### PROMPT
Locate each line with the string "持仓人数" in the listing below and copy it.

# START OF LISTED RECORDS

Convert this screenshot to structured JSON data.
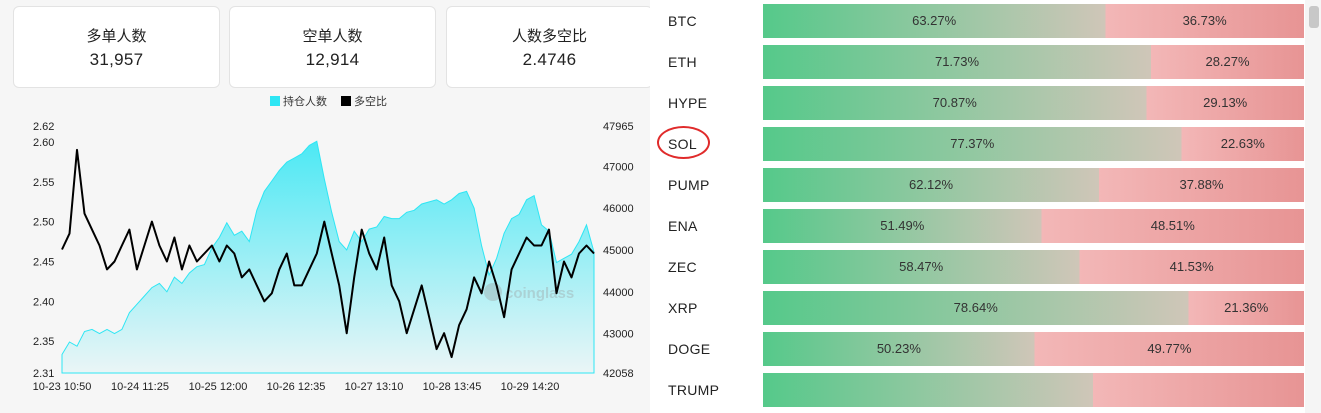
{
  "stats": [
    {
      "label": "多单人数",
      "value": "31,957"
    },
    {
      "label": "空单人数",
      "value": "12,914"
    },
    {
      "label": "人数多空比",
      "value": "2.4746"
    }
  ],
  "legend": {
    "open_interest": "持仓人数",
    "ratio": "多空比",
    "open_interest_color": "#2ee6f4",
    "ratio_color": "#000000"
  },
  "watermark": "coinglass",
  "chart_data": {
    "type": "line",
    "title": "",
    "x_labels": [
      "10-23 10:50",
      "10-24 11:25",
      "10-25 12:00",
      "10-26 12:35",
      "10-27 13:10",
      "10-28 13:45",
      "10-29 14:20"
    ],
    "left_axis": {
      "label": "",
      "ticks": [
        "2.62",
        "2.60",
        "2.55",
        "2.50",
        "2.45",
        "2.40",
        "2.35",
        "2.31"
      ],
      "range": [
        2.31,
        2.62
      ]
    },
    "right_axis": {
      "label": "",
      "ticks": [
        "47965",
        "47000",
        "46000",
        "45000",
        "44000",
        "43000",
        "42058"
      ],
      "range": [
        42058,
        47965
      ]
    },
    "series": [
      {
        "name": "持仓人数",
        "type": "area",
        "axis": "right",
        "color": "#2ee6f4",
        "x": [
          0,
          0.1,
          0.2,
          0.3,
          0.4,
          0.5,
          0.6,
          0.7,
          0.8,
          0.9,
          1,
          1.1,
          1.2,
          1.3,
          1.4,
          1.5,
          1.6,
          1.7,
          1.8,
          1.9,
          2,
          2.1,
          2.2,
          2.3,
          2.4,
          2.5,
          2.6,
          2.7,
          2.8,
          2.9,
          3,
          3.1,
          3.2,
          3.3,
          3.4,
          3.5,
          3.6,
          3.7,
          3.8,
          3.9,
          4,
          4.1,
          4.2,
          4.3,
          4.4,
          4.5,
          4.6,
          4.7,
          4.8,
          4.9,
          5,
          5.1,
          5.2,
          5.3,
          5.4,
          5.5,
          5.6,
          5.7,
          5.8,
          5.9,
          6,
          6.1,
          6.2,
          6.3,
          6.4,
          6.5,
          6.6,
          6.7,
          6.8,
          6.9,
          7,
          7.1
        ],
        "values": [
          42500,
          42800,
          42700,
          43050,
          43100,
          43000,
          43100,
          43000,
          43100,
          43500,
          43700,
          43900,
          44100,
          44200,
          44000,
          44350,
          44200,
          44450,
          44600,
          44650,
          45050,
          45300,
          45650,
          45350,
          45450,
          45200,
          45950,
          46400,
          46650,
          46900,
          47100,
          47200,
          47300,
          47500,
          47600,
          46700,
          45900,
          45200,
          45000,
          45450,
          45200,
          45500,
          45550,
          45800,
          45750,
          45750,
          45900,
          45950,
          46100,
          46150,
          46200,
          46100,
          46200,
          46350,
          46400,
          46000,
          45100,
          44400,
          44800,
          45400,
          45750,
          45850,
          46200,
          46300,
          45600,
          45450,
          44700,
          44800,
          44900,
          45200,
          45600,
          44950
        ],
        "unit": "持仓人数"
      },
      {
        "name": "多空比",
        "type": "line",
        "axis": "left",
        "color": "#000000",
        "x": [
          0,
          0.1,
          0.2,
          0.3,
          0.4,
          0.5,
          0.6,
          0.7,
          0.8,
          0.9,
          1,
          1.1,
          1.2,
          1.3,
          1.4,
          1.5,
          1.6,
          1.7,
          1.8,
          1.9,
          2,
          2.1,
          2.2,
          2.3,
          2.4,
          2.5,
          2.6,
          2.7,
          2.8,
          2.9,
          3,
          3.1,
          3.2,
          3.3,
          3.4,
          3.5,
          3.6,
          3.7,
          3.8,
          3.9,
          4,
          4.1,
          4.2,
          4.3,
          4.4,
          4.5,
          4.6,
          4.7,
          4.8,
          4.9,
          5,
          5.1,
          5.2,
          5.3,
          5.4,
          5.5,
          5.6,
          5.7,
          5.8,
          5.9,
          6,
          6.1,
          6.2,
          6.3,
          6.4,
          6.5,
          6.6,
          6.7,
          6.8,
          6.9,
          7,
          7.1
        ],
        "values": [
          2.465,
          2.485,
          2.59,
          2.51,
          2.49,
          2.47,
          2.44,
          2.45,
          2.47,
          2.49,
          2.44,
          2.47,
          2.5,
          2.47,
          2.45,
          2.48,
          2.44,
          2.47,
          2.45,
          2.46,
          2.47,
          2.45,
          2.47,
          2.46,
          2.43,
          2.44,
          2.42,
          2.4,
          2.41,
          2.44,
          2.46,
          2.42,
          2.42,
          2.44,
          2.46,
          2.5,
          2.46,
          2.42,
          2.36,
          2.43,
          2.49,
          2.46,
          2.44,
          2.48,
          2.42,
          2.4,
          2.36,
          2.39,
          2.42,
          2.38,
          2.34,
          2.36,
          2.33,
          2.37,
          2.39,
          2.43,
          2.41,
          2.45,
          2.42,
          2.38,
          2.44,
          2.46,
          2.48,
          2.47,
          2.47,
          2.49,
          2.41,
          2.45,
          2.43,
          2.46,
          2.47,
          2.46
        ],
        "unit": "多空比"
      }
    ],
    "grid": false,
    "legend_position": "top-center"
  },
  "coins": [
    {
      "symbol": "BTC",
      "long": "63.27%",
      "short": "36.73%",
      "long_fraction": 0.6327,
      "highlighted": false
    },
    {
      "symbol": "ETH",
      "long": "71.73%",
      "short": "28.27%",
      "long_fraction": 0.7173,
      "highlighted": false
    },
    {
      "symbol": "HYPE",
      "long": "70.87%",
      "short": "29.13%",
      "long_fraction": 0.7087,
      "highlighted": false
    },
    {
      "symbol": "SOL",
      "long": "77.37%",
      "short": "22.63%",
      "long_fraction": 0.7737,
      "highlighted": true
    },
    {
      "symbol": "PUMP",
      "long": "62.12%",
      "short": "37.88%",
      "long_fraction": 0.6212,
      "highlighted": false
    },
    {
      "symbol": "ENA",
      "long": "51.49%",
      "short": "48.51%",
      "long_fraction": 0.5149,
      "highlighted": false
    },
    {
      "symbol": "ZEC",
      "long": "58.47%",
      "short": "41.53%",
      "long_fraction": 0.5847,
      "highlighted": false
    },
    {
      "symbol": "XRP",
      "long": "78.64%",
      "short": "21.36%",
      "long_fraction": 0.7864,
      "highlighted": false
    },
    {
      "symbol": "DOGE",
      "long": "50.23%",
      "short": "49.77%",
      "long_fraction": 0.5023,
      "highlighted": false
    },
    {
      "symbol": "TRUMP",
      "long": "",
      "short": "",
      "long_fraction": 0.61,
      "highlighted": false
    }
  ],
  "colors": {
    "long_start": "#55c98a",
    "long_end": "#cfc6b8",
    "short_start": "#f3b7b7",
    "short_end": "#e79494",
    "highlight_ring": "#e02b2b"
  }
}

# END OF LISTED RECORDS

### TASK RESPONSE
    "open_interest": "持仓人数",
        "name": "持仓人数",
        "unit": "持仓人数"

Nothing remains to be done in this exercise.